┌──
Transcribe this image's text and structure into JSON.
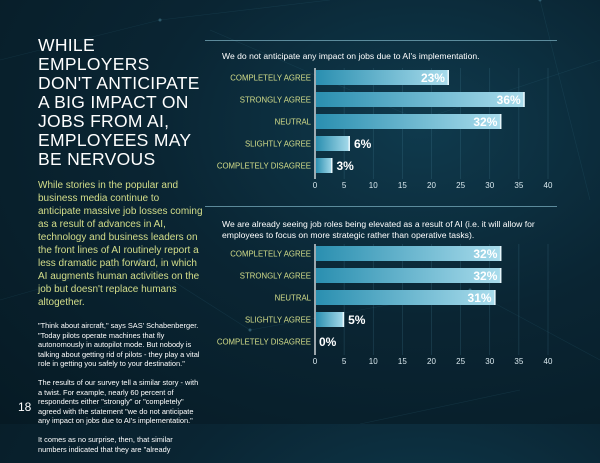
{
  "page": {
    "headline": "WHILE EMPLOYERS DON'T ANTICIPATE A BIG IMPACT ON JOBS FROM AI, EMPLOYEES MAY BE NERVOUS",
    "intro": "While stories in the popular and business media continue to anticipate massive job losses coming as a result of advances in AI, technology and business leaders on the front lines of AI routinely report a less dramatic path forward, in which AI augments human activities on the job but doesn't replace humans altogether.",
    "quote": "\"Think about aircraft,\" says SAS' Schabenberger. \"Today pilots operate machines that fly autonomously in autopilot mode. But nobody is talking about getting rid of pilots - they play a vital role in getting you safely to your destination.\"",
    "para2": "The results of our survey tell a similar story - with a twist. For example, nearly 60 percent of respondents either \"strongly\" or \"completely\" agreed with the statement \"we do not anticipate any impact on jobs due to AI's implementation.\"",
    "para3": "It comes as no surprise, then, that similar numbers indicated that they are \"already",
    "page_number": "18"
  },
  "colors": {
    "background": "#0a2533",
    "bar_gradient_start": "#2a8fb0",
    "bar_gradient_end": "#a9dcec",
    "category_label": "#d4de8a",
    "intro_text": "#d4de8a"
  },
  "chart_data": [
    {
      "type": "bar",
      "orientation": "horizontal",
      "title": "We do not anticipate any impact on jobs due to AI's implementation.",
      "categories": [
        "COMPLETELY AGREE",
        "STRONGLY AGREE",
        "NEUTRAL",
        "SLIGHTLY AGREE",
        "COMPLETELY DISAGREE"
      ],
      "values": [
        23,
        36,
        32,
        6,
        3
      ],
      "value_labels": [
        "23%",
        "36%",
        "32%",
        "6%",
        "3%"
      ],
      "xlim": [
        0,
        40
      ],
      "xticks": [
        "0",
        "5",
        "10",
        "15",
        "20",
        "25",
        "30",
        "35",
        "40"
      ],
      "grid": true
    },
    {
      "type": "bar",
      "orientation": "horizontal",
      "title": "We are already seeing job roles being elevated as a result of AI (i.e. it will allow for employees to focus on more strategic rather than operative tasks).",
      "categories": [
        "COMPLETELY AGREE",
        "STRONGLY AGREE",
        "NEUTRAL",
        "SLIGHTLY AGREE",
        "COMPLETELY DISAGREE"
      ],
      "values": [
        32,
        32,
        31,
        5,
        0
      ],
      "value_labels": [
        "32%",
        "32%",
        "31%",
        "5%",
        "0%"
      ],
      "xlim": [
        0,
        40
      ],
      "xticks": [
        "0",
        "5",
        "10",
        "15",
        "20",
        "25",
        "30",
        "35",
        "40"
      ],
      "grid": true
    }
  ]
}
└──
Given problem: Print all entries exactly. The images do not belong in the copy.

The result:
Transcribe this image's text and structure into JSON.
{
  "page": {
    "headline": "WHILE EMPLOYERS DON'T ANTICIPATE A BIG IMPACT ON JOBS FROM AI, EMPLOYEES MAY BE NERVOUS",
    "intro": "While stories in the popular and business media continue to anticipate massive job losses coming as a result of advances in AI, technology and business leaders on the front lines of AI routinely report a less dramatic path forward, in which AI augments human activities on the job but doesn't replace humans altogether.",
    "quote": "\"Think about aircraft,\" says SAS' Schabenberger. \"Today pilots operate machines that fly autonomously in autopilot mode. But nobody is talking about getting rid of pilots - they play a vital role in getting you safely to your destination.\"",
    "para2": "The results of our survey tell a similar story - with a twist. For example, nearly 60 percent of respondents either \"strongly\" or \"completely\" agreed with the statement \"we do not anticipate any impact on jobs due to AI's implementation.\"",
    "para3": "It comes as no surprise, then, that similar numbers indicated that they are \"already",
    "page_number": "18"
  },
  "colors": {
    "background": "#0a2533",
    "bar_gradient_start": "#2a8fb0",
    "bar_gradient_end": "#a9dcec",
    "category_label": "#d4de8a",
    "intro_text": "#d4de8a"
  },
  "chart_data": [
    {
      "type": "bar",
      "orientation": "horizontal",
      "title": "We do not anticipate any impact on jobs due to AI's implementation.",
      "categories": [
        "COMPLETELY AGREE",
        "STRONGLY AGREE",
        "NEUTRAL",
        "SLIGHTLY AGREE",
        "COMPLETELY DISAGREE"
      ],
      "values": [
        23,
        36,
        32,
        6,
        3
      ],
      "value_labels": [
        "23%",
        "36%",
        "32%",
        "6%",
        "3%"
      ],
      "xlim": [
        0,
        40
      ],
      "xticks": [
        "0",
        "5",
        "10",
        "15",
        "20",
        "25",
        "30",
        "35",
        "40"
      ],
      "grid": true
    },
    {
      "type": "bar",
      "orientation": "horizontal",
      "title": "We are already seeing job roles being elevated as a result of AI (i.e. it will allow for employees to focus on more strategic rather than operative tasks).",
      "categories": [
        "COMPLETELY AGREE",
        "STRONGLY AGREE",
        "NEUTRAL",
        "SLIGHTLY AGREE",
        "COMPLETELY DISAGREE"
      ],
      "values": [
        32,
        32,
        31,
        5,
        0
      ],
      "value_labels": [
        "32%",
        "32%",
        "31%",
        "5%",
        "0%"
      ],
      "xlim": [
        0,
        40
      ],
      "xticks": [
        "0",
        "5",
        "10",
        "15",
        "20",
        "25",
        "30",
        "35",
        "40"
      ],
      "grid": true
    }
  ]
}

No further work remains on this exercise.